REQUIRED WORK: Please report every line from the material that contains the word "Aldosterone".

---------- GIVEN RECORDS

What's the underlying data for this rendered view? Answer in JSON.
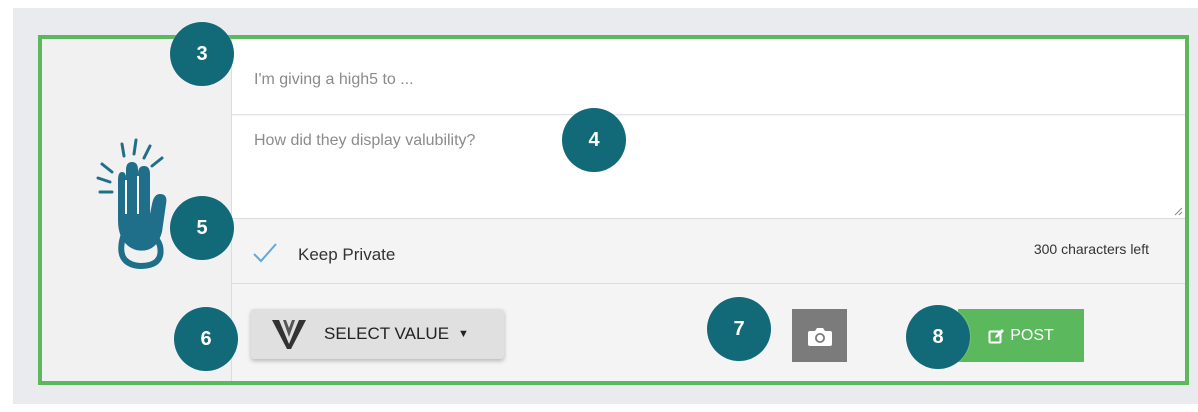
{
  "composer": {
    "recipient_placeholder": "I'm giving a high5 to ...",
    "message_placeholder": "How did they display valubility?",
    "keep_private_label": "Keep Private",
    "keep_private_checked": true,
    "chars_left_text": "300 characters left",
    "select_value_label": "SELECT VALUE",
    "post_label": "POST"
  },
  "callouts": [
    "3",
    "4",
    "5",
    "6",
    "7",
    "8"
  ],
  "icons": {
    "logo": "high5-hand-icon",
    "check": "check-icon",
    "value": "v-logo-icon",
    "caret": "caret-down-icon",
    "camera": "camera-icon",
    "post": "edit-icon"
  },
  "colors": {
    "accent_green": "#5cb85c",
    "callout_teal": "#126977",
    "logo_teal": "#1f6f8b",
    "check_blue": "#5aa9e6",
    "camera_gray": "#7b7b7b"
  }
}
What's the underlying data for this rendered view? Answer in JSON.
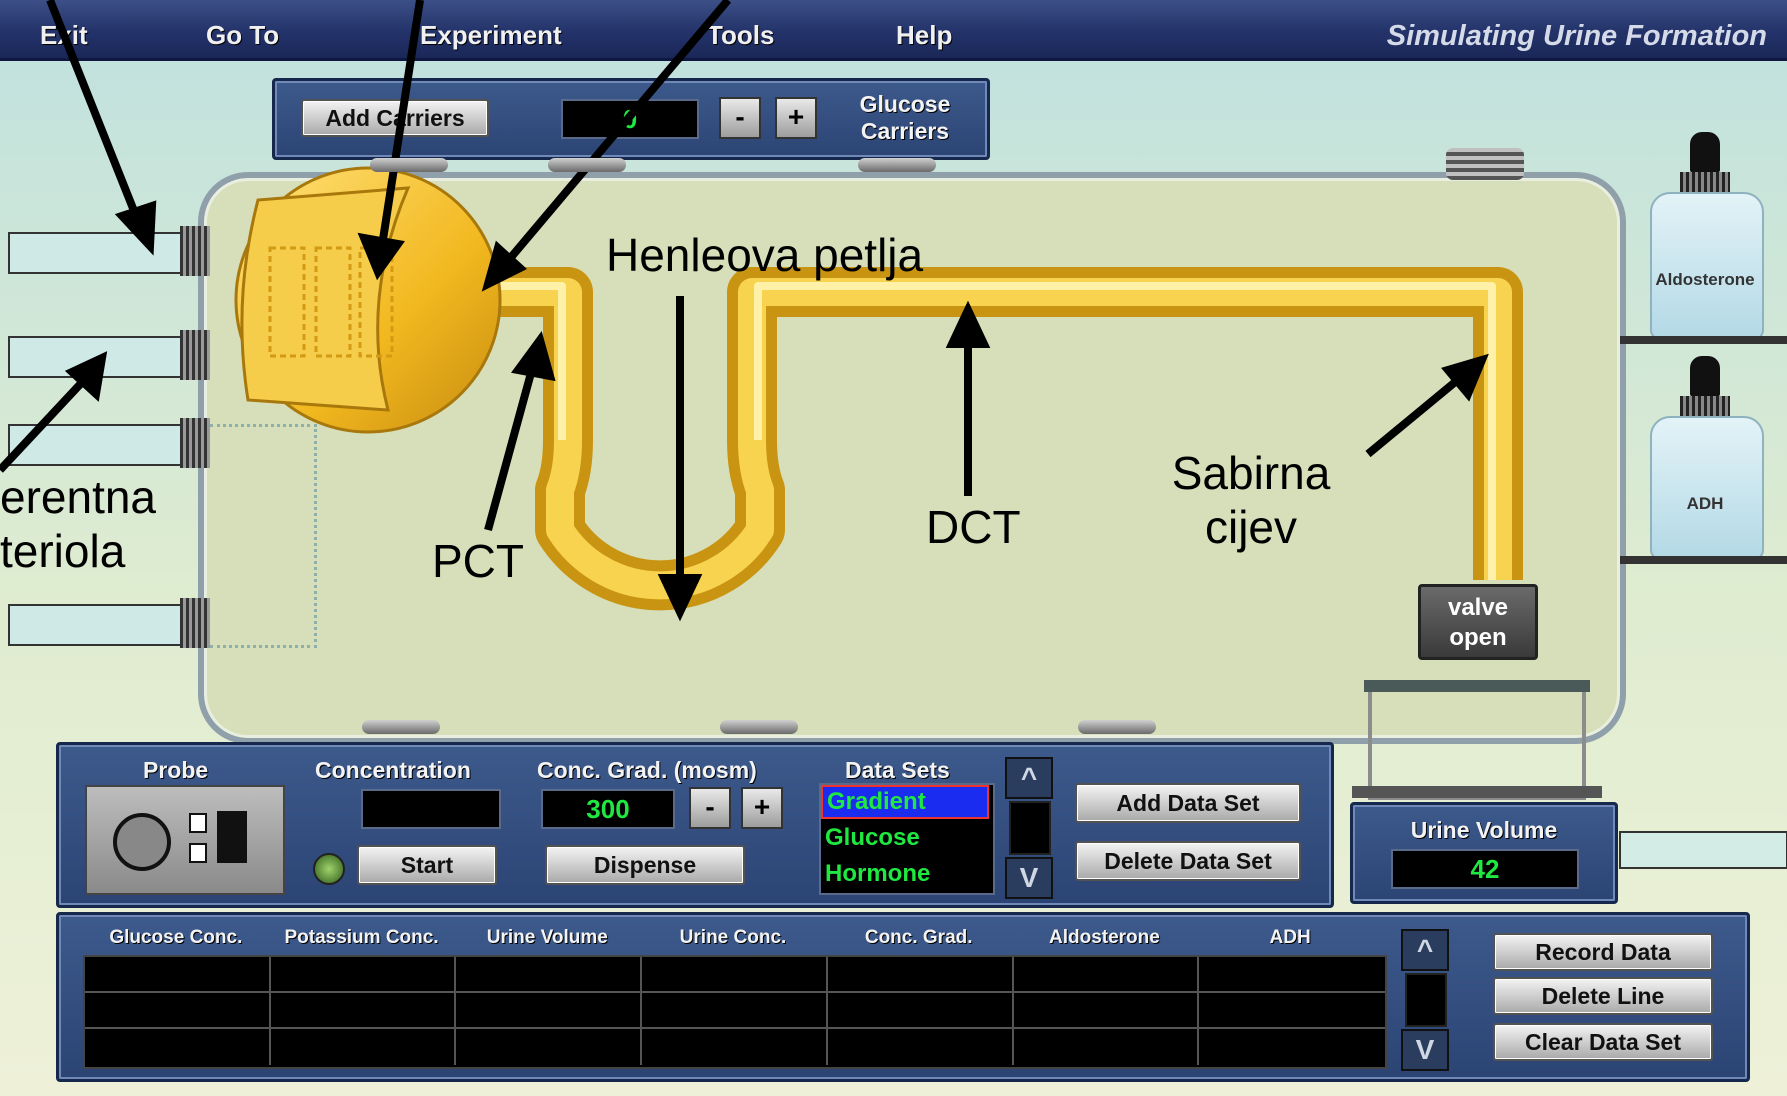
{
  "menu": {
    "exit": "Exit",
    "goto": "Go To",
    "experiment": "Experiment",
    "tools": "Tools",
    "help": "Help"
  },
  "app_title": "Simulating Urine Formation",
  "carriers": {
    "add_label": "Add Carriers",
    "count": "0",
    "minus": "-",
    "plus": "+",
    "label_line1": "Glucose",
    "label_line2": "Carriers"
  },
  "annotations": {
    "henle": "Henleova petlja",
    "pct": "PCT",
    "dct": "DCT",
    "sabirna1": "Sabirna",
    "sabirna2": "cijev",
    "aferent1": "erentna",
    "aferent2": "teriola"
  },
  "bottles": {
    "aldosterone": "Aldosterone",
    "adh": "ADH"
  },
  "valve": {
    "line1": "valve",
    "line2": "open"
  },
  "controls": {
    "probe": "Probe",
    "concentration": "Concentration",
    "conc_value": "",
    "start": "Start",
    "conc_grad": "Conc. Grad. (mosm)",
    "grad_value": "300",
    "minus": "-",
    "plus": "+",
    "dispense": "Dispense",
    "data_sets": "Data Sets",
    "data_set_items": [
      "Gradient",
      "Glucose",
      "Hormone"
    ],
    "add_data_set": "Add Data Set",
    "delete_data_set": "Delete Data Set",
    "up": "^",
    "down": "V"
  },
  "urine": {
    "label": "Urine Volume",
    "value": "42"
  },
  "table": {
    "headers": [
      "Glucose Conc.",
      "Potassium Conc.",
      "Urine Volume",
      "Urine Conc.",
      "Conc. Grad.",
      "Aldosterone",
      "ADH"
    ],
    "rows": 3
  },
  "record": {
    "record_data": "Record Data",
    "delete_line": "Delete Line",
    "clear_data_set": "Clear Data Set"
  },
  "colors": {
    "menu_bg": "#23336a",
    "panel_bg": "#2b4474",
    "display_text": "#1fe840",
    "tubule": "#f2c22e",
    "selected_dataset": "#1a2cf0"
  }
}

--------------------

TASK OUTPUT:
    "aldosterone": "Aldosterone",
      "Aldosterone",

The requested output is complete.